**BRIEF**
Gather each line of the entries below that includes "annotation".

Figure record extracts:
<<<<

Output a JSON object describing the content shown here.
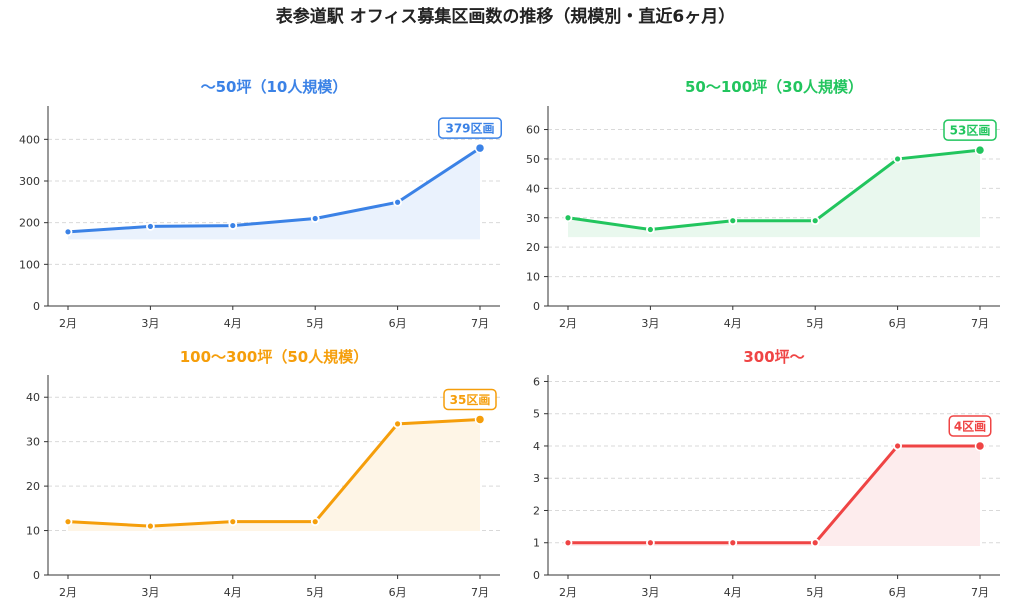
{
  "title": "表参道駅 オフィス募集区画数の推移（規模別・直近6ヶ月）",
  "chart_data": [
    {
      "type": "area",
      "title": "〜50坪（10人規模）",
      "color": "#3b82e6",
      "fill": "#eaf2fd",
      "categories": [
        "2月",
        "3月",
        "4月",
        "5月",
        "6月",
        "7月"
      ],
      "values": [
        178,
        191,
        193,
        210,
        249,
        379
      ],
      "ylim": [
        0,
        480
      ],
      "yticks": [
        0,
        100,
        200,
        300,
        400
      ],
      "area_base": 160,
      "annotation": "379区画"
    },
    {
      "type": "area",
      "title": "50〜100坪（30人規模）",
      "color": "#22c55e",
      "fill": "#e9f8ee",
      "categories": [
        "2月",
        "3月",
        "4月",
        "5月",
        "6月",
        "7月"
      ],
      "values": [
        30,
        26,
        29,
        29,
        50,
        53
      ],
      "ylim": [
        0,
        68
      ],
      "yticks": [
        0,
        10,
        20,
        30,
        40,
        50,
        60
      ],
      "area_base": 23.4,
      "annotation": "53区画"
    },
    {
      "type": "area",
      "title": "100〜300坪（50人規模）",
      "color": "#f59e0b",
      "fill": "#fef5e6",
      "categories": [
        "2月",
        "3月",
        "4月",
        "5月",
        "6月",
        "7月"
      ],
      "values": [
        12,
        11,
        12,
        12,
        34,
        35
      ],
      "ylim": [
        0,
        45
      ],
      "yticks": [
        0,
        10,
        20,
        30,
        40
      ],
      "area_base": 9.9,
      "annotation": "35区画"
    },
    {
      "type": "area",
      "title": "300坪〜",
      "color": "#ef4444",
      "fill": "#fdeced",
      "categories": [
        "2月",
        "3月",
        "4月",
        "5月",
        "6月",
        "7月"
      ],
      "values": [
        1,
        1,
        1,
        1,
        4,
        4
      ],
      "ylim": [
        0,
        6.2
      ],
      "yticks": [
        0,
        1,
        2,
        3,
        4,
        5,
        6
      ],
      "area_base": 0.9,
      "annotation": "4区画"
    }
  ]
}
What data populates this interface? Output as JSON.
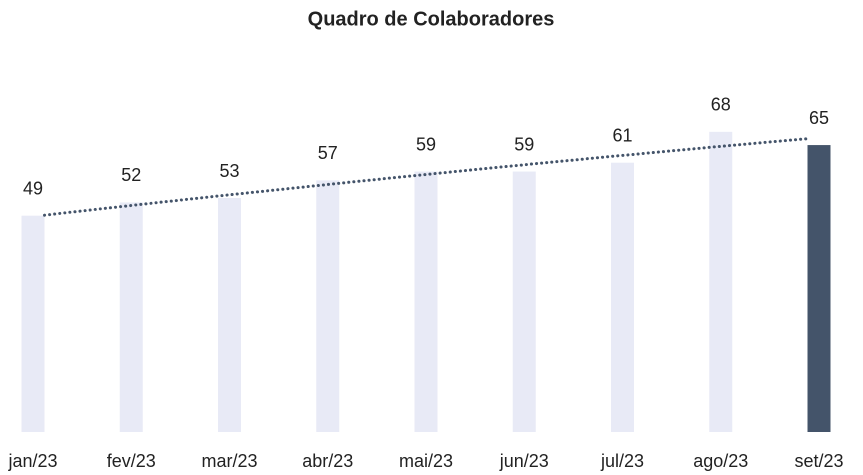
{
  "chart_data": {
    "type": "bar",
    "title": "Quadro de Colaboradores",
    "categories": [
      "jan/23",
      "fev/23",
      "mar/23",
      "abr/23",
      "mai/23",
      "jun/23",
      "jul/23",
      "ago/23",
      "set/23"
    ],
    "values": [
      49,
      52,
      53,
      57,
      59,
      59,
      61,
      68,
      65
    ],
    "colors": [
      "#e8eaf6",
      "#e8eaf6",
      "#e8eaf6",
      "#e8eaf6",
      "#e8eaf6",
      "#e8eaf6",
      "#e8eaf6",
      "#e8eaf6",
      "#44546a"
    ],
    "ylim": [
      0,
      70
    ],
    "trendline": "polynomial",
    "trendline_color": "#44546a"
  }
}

>>>>

**FINISHED TASK**
      "annotation": "379区画"
      "annotation": "53区画"
      "annotation": "35区画"
      "annotation": "4区画"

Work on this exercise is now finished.